PROBLEM REQUIREMENTS ::
Transcribe all the lines below exactly. Omit the pictures.

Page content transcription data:
════════════════

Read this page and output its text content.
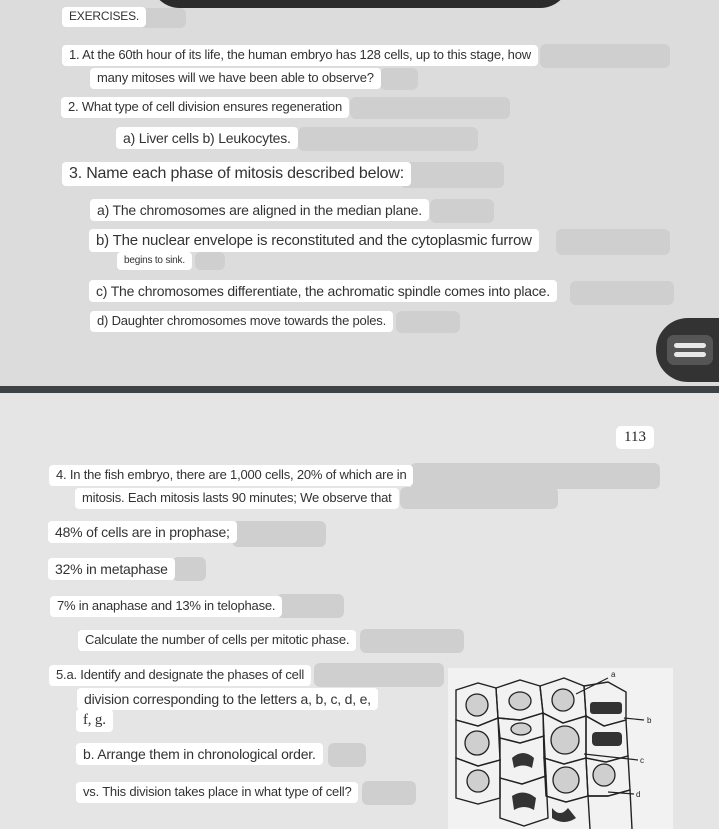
EXERCISES.
1. At the 60th hour of its life, the human embryo has 128 cells, up to this stage, how
many mitoses will we have been able to observe?
2. What type of cell division ensures regeneration
a) Liver cells b) Leukocytes.
3. Name each phase of mitosis described below:
a) The chromosomes are aligned in the median plane.
b) The nuclear envelope is reconstituted and the cytoplasmic furrow
begins to sink.
c) The chromosomes differentiate, the achromatic spindle comes into place.
d) Daughter chromosomes move towards the poles.
113
4. In the fish embryo, there are 1,000 cells, 20% of which are in
mitosis. Each mitosis lasts 90 minutes; We observe that
48% of cells are in prophase;
32% in metaphase
7% in anaphase and 13% in telophase.
Calculate the number of cells per mitotic phase.
5.a. Identify and designate the phases of cell
division corresponding to the letters a, b, c, d, e,
f, g.
b. Arrange them in chronological order.
vs. This division takes place in what type of cell?
a
b
c
d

════════════════

TASK SOLUTION ::
Read this page and output its text content.
EXERCISES.
1. At the 60th hour of its life, the human embryo has 128 cells, up to this stage, how
many mitoses will we have been able to observe?
2. What type of cell division ensures regeneration
a) Liver cells b) Leukocytes.
3. Name each phase of mitosis described below:
a) The chromosomes are aligned in the median plane.
b) The nuclear envelope is reconstituted and the cytoplasmic furrow
begins to sink.
c) The chromosomes differentiate, the achromatic spindle comes into place.
d) Daughter chromosomes move towards the poles.
113
4. In the fish embryo, there are 1,000 cells, 20% of which are in
mitosis. Each mitosis lasts 90 minutes; We observe that
48% of cells are in prophase;
32% in metaphase
7% in anaphase and 13% in telophase.
Calculate the number of cells per mitotic phase.
5.a. Identify and designate the phases of cell
division corresponding to the letters a, b, c, d, e,
f, g.
b. Arrange them in chronological order.
vs. This division takes place in what type of cell?
a
b
c
d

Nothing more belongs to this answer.